▶ [WRITTEN EXERCISE]:
Reproduce the complete listing without any deviation.

▶ [Data excerpts]:

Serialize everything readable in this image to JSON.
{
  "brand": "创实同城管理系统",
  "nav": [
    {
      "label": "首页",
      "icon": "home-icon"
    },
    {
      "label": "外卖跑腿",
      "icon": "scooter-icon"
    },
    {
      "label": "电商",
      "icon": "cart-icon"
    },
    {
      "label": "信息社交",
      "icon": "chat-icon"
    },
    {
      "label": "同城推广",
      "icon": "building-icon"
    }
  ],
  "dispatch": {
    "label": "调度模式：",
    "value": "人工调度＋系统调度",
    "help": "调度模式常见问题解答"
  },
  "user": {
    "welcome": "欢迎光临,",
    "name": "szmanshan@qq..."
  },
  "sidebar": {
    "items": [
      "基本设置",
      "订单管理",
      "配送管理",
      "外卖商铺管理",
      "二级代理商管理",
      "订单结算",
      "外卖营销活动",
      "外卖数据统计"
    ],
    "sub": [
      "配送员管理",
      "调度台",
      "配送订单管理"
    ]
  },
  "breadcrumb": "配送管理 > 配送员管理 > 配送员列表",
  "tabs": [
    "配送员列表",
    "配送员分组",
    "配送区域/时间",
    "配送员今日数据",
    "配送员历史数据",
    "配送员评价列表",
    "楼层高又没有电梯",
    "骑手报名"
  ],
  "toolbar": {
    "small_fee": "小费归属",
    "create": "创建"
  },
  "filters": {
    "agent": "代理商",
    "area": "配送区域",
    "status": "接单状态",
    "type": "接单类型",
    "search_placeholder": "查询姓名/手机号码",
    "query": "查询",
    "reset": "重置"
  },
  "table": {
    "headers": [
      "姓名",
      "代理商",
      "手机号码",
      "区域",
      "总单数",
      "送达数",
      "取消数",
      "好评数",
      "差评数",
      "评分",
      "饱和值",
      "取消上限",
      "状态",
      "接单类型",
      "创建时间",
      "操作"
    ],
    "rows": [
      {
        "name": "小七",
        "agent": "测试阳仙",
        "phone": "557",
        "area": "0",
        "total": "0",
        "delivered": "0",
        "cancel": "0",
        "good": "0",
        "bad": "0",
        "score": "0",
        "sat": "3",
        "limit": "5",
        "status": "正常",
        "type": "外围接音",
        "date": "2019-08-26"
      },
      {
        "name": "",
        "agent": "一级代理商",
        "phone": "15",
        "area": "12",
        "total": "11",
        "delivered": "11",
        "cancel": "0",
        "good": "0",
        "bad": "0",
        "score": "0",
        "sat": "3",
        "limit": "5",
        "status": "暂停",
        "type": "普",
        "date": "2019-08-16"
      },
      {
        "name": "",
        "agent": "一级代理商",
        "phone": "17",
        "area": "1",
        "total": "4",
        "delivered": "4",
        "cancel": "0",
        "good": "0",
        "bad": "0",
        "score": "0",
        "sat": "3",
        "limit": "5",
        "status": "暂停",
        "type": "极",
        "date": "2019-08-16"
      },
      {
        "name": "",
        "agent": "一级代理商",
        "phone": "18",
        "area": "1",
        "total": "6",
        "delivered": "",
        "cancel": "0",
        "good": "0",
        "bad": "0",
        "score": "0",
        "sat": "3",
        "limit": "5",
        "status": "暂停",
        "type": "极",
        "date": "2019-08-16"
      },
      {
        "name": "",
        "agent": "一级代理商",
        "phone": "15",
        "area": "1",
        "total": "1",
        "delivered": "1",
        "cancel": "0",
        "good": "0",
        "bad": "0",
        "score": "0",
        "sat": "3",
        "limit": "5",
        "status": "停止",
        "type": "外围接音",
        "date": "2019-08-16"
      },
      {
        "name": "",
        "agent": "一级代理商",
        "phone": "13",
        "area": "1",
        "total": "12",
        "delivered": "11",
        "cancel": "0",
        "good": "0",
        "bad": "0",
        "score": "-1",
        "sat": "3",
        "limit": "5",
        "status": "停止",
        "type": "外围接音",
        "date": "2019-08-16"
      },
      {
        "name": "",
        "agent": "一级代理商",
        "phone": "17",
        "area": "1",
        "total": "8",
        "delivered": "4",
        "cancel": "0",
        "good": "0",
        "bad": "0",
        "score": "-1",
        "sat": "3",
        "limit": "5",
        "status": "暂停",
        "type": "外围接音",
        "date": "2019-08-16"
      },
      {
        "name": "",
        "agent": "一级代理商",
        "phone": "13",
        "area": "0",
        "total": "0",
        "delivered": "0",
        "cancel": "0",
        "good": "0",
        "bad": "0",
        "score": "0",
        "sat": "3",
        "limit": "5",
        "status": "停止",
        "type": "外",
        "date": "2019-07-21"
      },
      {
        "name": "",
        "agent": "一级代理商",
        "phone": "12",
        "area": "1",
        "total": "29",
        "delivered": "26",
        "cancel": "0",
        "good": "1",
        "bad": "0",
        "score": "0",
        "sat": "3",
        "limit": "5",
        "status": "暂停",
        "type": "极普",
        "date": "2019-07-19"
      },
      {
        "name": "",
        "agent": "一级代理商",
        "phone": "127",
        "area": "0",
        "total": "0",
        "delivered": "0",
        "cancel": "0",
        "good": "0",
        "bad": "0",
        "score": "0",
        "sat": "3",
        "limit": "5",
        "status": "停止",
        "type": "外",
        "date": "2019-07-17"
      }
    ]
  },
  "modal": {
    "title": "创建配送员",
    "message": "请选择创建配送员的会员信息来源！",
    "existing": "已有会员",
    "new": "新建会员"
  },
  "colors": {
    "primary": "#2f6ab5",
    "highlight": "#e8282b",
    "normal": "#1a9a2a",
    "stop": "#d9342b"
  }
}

▶ [OUTPUT]:
Serialize everything readable in this image to JSON.
{
  "brand": "创实同城管理系统",
  "nav": [
    {
      "label": "首页",
      "icon": "home-icon"
    },
    {
      "label": "外卖跑腿",
      "icon": "scooter-icon"
    },
    {
      "label": "电商",
      "icon": "cart-icon"
    },
    {
      "label": "信息社交",
      "icon": "chat-icon"
    },
    {
      "label": "同城推广",
      "icon": "building-icon"
    }
  ],
  "dispatch": {
    "label": "调度模式：",
    "value": "人工调度＋系统调度",
    "help": "调度模式常见问题解答"
  },
  "user": {
    "welcome": "欢迎光临,",
    "name": "szmanshan@qq..."
  },
  "sidebar": {
    "items": [
      "基本设置",
      "订单管理",
      "配送管理",
      "外卖商铺管理",
      "二级代理商管理",
      "订单结算",
      "外卖营销活动",
      "外卖数据统计"
    ],
    "sub": [
      "配送员管理",
      "调度台",
      "配送订单管理"
    ]
  },
  "breadcrumb": "配送管理 > 配送员管理 > 配送员列表",
  "tabs": [
    "配送员列表",
    "配送员分组",
    "配送区域/时间",
    "配送员今日数据",
    "配送员历史数据",
    "配送员评价列表",
    "楼层高又没有电梯",
    "骑手报名"
  ],
  "toolbar": {
    "small_fee": "小费归属",
    "create": "创建"
  },
  "filters": {
    "agent": "代理商",
    "area": "配送区域",
    "status": "接单状态",
    "type": "接单类型",
    "search_placeholder": "查询姓名/手机号码",
    "query": "查询",
    "reset": "重置"
  },
  "table": {
    "headers": [
      "姓名",
      "代理商",
      "手机号码",
      "区域",
      "总单数",
      "送达数",
      "取消数",
      "好评数",
      "差评数",
      "评分",
      "饱和值",
      "取消上限",
      "状态",
      "接单类型",
      "创建时间",
      "操作"
    ],
    "rows": [
      {
        "name": "小七",
        "agent": "测试阳仙",
        "phone": "557",
        "area": "0",
        "total": "0",
        "delivered": "0",
        "cancel": "0",
        "good": "0",
        "bad": "0",
        "score": "0",
        "sat": "3",
        "limit": "5",
        "status": "正常",
        "type": "外围接音",
        "date": "2019-08-26"
      },
      {
        "name": "",
        "agent": "一级代理商",
        "phone": "15",
        "area": "12",
        "total": "11",
        "delivered": "11",
        "cancel": "0",
        "good": "0",
        "bad": "0",
        "score": "0",
        "sat": "3",
        "limit": "5",
        "status": "暂停",
        "type": "普",
        "date": "2019-08-16"
      },
      {
        "name": "",
        "agent": "一级代理商",
        "phone": "17",
        "area": "1",
        "total": "4",
        "delivered": "4",
        "cancel": "0",
        "good": "0",
        "bad": "0",
        "score": "0",
        "sat": "3",
        "limit": "5",
        "status": "暂停",
        "type": "极",
        "date": "2019-08-16"
      },
      {
        "name": "",
        "agent": "一级代理商",
        "phone": "18",
        "area": "1",
        "total": "6",
        "delivered": "",
        "cancel": "0",
        "good": "0",
        "bad": "0",
        "score": "0",
        "sat": "3",
        "limit": "5",
        "status": "暂停",
        "type": "极",
        "date": "2019-08-16"
      },
      {
        "name": "",
        "agent": "一级代理商",
        "phone": "15",
        "area": "1",
        "total": "1",
        "delivered": "1",
        "cancel": "0",
        "good": "0",
        "bad": "0",
        "score": "0",
        "sat": "3",
        "limit": "5",
        "status": "停止",
        "type": "外围接音",
        "date": "2019-08-16"
      },
      {
        "name": "",
        "agent": "一级代理商",
        "phone": "13",
        "area": "1",
        "total": "12",
        "delivered": "11",
        "cancel": "0",
        "good": "0",
        "bad": "0",
        "score": "-1",
        "sat": "3",
        "limit": "5",
        "status": "停止",
        "type": "外围接音",
        "date": "2019-08-16"
      },
      {
        "name": "",
        "agent": "一级代理商",
        "phone": "17",
        "area": "1",
        "total": "8",
        "delivered": "4",
        "cancel": "0",
        "good": "0",
        "bad": "0",
        "score": "-1",
        "sat": "3",
        "limit": "5",
        "status": "暂停",
        "type": "外围接音",
        "date": "2019-08-16"
      },
      {
        "name": "",
        "agent": "一级代理商",
        "phone": "13",
        "area": "0",
        "total": "0",
        "delivered": "0",
        "cancel": "0",
        "good": "0",
        "bad": "0",
        "score": "0",
        "sat": "3",
        "limit": "5",
        "status": "停止",
        "type": "外",
        "date": "2019-07-21"
      },
      {
        "name": "",
        "agent": "一级代理商",
        "phone": "12",
        "area": "1",
        "total": "29",
        "delivered": "26",
        "cancel": "0",
        "good": "1",
        "bad": "0",
        "score": "0",
        "sat": "3",
        "limit": "5",
        "status": "暂停",
        "type": "极普",
        "date": "2019-07-19"
      },
      {
        "name": "",
        "agent": "一级代理商",
        "phone": "127",
        "area": "0",
        "total": "0",
        "delivered": "0",
        "cancel": "0",
        "good": "0",
        "bad": "0",
        "score": "0",
        "sat": "3",
        "limit": "5",
        "status": "停止",
        "type": "外",
        "date": "2019-07-17"
      }
    ]
  },
  "modal": {
    "title": "创建配送员",
    "message": "请选择创建配送员的会员信息来源！",
    "existing": "已有会员",
    "new": "新建会员"
  },
  "colors": {
    "primary": "#2f6ab5",
    "highlight": "#e8282b",
    "normal": "#1a9a2a",
    "stop": "#d9342b"
  }
}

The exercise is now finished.